> **Given task**: Repeat the whole listing below, word for word.

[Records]

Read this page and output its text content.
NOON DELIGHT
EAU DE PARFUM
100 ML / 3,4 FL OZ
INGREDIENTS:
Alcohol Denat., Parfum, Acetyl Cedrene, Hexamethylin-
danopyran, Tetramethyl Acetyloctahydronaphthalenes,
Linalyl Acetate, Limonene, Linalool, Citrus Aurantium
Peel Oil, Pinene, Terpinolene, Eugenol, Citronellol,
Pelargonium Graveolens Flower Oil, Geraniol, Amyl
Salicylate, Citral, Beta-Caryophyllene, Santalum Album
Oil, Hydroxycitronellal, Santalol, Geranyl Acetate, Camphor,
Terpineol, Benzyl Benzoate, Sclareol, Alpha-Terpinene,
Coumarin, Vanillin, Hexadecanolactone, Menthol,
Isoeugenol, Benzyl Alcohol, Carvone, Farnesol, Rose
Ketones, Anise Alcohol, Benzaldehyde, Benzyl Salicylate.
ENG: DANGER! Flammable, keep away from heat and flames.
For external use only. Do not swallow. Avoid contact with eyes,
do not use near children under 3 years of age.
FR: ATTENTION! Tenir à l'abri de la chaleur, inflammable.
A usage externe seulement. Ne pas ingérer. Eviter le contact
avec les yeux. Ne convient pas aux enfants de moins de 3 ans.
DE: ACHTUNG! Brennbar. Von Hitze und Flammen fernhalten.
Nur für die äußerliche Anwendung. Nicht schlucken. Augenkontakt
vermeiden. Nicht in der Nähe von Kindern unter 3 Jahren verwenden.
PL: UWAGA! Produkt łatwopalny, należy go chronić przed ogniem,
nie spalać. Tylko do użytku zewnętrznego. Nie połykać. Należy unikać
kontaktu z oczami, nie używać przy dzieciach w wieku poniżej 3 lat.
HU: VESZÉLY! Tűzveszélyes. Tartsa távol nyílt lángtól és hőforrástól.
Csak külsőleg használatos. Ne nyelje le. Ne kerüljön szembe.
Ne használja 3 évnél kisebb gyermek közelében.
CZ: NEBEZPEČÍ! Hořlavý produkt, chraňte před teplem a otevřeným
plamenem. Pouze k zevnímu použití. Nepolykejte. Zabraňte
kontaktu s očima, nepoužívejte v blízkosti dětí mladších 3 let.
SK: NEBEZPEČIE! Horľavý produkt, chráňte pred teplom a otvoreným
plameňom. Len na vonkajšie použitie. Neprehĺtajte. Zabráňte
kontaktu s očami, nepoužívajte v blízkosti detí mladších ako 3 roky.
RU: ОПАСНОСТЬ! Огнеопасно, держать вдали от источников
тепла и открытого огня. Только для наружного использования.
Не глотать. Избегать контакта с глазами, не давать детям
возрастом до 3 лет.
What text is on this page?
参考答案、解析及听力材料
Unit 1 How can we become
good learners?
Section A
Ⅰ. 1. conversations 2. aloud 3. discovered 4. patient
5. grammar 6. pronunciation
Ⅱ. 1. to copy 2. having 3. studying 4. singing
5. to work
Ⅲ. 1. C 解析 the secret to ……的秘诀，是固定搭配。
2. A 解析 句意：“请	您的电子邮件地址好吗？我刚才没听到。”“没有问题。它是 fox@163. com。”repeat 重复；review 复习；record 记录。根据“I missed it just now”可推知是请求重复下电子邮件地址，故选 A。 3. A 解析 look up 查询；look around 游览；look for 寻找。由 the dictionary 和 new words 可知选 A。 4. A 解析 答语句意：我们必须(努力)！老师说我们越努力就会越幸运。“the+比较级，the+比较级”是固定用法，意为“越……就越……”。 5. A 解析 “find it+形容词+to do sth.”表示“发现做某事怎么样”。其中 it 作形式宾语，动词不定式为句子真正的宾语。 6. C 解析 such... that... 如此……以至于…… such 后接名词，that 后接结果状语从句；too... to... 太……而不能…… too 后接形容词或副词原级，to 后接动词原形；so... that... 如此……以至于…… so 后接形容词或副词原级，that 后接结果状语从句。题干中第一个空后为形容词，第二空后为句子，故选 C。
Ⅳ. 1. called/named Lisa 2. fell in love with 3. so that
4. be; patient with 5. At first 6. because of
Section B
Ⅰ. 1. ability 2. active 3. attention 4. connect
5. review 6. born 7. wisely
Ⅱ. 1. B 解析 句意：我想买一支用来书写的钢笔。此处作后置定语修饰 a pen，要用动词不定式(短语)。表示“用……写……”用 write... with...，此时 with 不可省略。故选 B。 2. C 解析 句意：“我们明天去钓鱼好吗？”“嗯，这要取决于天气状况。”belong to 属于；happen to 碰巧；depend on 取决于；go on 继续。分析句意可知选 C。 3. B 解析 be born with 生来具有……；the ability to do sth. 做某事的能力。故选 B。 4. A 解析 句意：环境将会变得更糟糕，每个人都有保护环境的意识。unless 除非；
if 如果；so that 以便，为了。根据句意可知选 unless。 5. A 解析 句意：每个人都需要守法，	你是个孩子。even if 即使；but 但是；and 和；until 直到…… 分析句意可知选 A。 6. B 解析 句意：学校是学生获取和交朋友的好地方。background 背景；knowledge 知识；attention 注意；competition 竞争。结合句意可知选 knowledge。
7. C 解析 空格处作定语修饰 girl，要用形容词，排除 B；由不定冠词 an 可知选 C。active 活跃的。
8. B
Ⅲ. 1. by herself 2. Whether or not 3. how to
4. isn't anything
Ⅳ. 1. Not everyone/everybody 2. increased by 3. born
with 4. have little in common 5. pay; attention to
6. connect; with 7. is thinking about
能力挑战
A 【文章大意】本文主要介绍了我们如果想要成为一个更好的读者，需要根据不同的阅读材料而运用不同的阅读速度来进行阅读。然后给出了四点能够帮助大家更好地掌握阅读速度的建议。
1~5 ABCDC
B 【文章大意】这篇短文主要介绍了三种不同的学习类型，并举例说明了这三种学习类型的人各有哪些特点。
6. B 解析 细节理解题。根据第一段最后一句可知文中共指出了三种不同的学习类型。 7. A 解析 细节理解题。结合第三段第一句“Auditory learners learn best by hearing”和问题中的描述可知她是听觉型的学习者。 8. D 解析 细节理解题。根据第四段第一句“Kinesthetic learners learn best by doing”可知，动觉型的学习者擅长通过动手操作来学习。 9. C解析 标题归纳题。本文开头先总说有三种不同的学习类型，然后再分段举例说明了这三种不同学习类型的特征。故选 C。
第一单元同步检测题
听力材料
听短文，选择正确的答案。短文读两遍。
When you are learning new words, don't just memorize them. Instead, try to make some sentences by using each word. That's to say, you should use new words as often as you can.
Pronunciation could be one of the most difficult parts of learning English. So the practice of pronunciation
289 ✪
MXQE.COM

> **Reply to the exercise**:
Read this page and output its text content.
NOON DELIGHT
EAU DE PARFUM
100 ML / 3,4 FL OZ
INGREDIENTS:
Alcohol Denat., Parfum, Acetyl Cedrene, Hexamethylin-
danopyran, Tetramethyl Acetyloctahydronaphthalenes,
Linalyl Acetate, Limonene, Linalool, Citrus Aurantium
Peel Oil, Pinene, Terpinolene, Eugenol, Citronellol,
Pelargonium Graveolens Flower Oil, Geraniol, Amyl
Salicylate, Citral, Beta-Caryophyllene, Santalum Album
Oil, Hydroxycitronellal, Santalol, Geranyl Acetate, Camphor,
Terpineol, Benzyl Benzoate, Sclareol, Alpha-Terpinene,
Coumarin, Vanillin, Hexadecanolactone, Menthol,
Isoeugenol, Benzyl Alcohol, Carvone, Farnesol, Rose
Ketones, Anise Alcohol, Benzaldehyde, Benzyl Salicylate.
ENG: DANGER! Flammable, keep away from heat and flames.
For external use only. Do not swallow. Avoid contact with eyes,
do not use near children under 3 years of age.
FR: ATTENTION! Tenir à l'abri de la chaleur, inflammable.
A usage externe seulement. Ne pas ingérer. Eviter le contact
avec les yeux. Ne convient pas aux enfants de moins de 3 ans.
DE: ACHTUNG! Brennbar. Von Hitze und Flammen fernhalten.
Nur für die äußerliche Anwendung. Nicht schlucken. Augenkontakt
vermeiden. Nicht in der Nähe von Kindern unter 3 Jahren verwenden.
PL: UWAGA! Produkt łatwopalny, należy go chronić przed ogniem,
nie spalać. Tylko do użytku zewnętrznego. Nie połykać. Należy unikać
kontaktu z oczami, nie używać przy dzieciach w wieku poniżej 3 lat.
HU: VESZÉLY! Tűzveszélyes. Tartsa távol nyílt lángtól és hőforrástól.
Csak külsőleg használatos. Ne nyelje le. Ne kerüljön szembe.
Ne használja 3 évnél kisebb gyermek közelében.
CZ: NEBEZPEČÍ! Hořlavý produkt, chraňte před teplem a otevřeným
plamenem. Pouze k zevnímu použití. Nepolykejte. Zabraňte
kontaktu s očima, nepoužívejte v blízkosti dětí mladších 3 let.
SK: NEBEZPEČIE! Horľavý produkt, chráňte pred teplom a otvoreným
plameňom. Len na vonkajšie použitie. Neprehĺtajte. Zabráňte
kontaktu s očami, nepoužívajte v blízkosti detí mladších ako 3 roky.
RU: ОПАСНОСТЬ! Огнеопасно, держать вдали от источников
тепла и открытого огня. Только для наружного использования.
Не глотать. Избегать контакта с глазами, не давать детям
возрастом до 3 лет.
What text is on this page?
参考答案、解析及听力材料
Unit 1 How can we become
good learners?
Section A
Ⅰ. 1. conversations 2. aloud 3. discovered 4. patient
5. grammar 6. pronunciation
Ⅱ. 1. to copy 2. having 3. studying 4. singing
5. to work
Ⅲ. 1. C 解析 the secret to ……的秘诀，是固定搭配。
2. A 解析 句意：“请	您的电子邮件地址好吗？我刚才没听到。”“没有问题。它是 fox@163. com。”repeat 重复；review 复习；record 记录。根据“I missed it just now”可推知是请求重复下电子邮件地址，故选 A。 3. A 解析 look up 查询；look around 游览；look for 寻找。由 the dictionary 和 new words 可知选 A。 4. A 解析 答语句意：我们必须(努力)！老师说我们越努力就会越幸运。“the+比较级，the+比较级”是固定用法，意为“越……就越……”。 5. A 解析 “find it+形容词+to do sth.”表示“发现做某事怎么样”。其中 it 作形式宾语，动词不定式为句子真正的宾语。 6. C 解析 such... that... 如此……以至于…… such 后接名词，that 后接结果状语从句；too... to... 太……而不能…… too 后接形容词或副词原级，to 后接动词原形；so... that... 如此……以至于…… so 后接形容词或副词原级，that 后接结果状语从句。题干中第一个空后为形容词，第二空后为句子，故选 C。
Ⅳ. 1. called/named Lisa 2. fell in love with 3. so that
4. be; patient with 5. At first 6. because of
Section B
Ⅰ. 1. ability 2. active 3. attention 4. connect
5. review 6. born 7. wisely
Ⅱ. 1. B 解析 句意：我想买一支用来书写的钢笔。此处作后置定语修饰 a pen，要用动词不定式(短语)。表示“用……写……”用 write... with...，此时 with 不可省略。故选 B。 2. C 解析 句意：“我们明天去钓鱼好吗？”“嗯，这要取决于天气状况。”belong to 属于；happen to 碰巧；depend on 取决于；go on 继续。分析句意可知选 C。 3. B 解析 be born with 生来具有……；the ability to do sth. 做某事的能力。故选 B。 4. A 解析 句意：环境将会变得更糟糕，每个人都有保护环境的意识。unless 除非；
if 如果；so that 以便，为了。根据句意可知选 unless。 5. A 解析 句意：每个人都需要守法，	你是个孩子。even if 即使；but 但是；and 和；until 直到…… 分析句意可知选 A。 6. B 解析 句意：学校是学生获取和交朋友的好地方。background 背景；knowledge 知识；attention 注意；competition 竞争。结合句意可知选 knowledge。
7. C 解析 空格处作定语修饰 girl，要用形容词，排除 B；由不定冠词 an 可知选 C。active 活跃的。
8. B
Ⅲ. 1. by herself 2. Whether or not 3. how to
4. isn't anything
Ⅳ. 1. Not everyone/everybody 2. increased by 3. born
with 4. have little in common 5. pay; attention to
6. connect; with 7. is thinking about
能力挑战
A 【文章大意】本文主要介绍了我们如果想要成为一个更好的读者，需要根据不同的阅读材料而运用不同的阅读速度来进行阅读。然后给出了四点能够帮助大家更好地掌握阅读速度的建议。
1~5 ABCDC
B 【文章大意】这篇短文主要介绍了三种不同的学习类型，并举例说明了这三种学习类型的人各有哪些特点。
6. B 解析 细节理解题。根据第一段最后一句可知文中共指出了三种不同的学习类型。 7. A 解析 细节理解题。结合第三段第一句“Auditory learners learn best by hearing”和问题中的描述可知她是听觉型的学习者。 8. D 解析 细节理解题。根据第四段第一句“Kinesthetic learners learn best by doing”可知，动觉型的学习者擅长通过动手操作来学习。 9. C解析 标题归纳题。本文开头先总说有三种不同的学习类型，然后再分段举例说明了这三种不同学习类型的特征。故选 C。
第一单元同步检测题
听力材料
听短文，选择正确的答案。短文读两遍。
When you are learning new words, don't just memorize them. Instead, try to make some sentences by using each word. That's to say, you should use new words as often as you can.
Pronunciation could be one of the most difficult parts of learning English. So the practice of pronunciation
289 ✪
MXQE.COM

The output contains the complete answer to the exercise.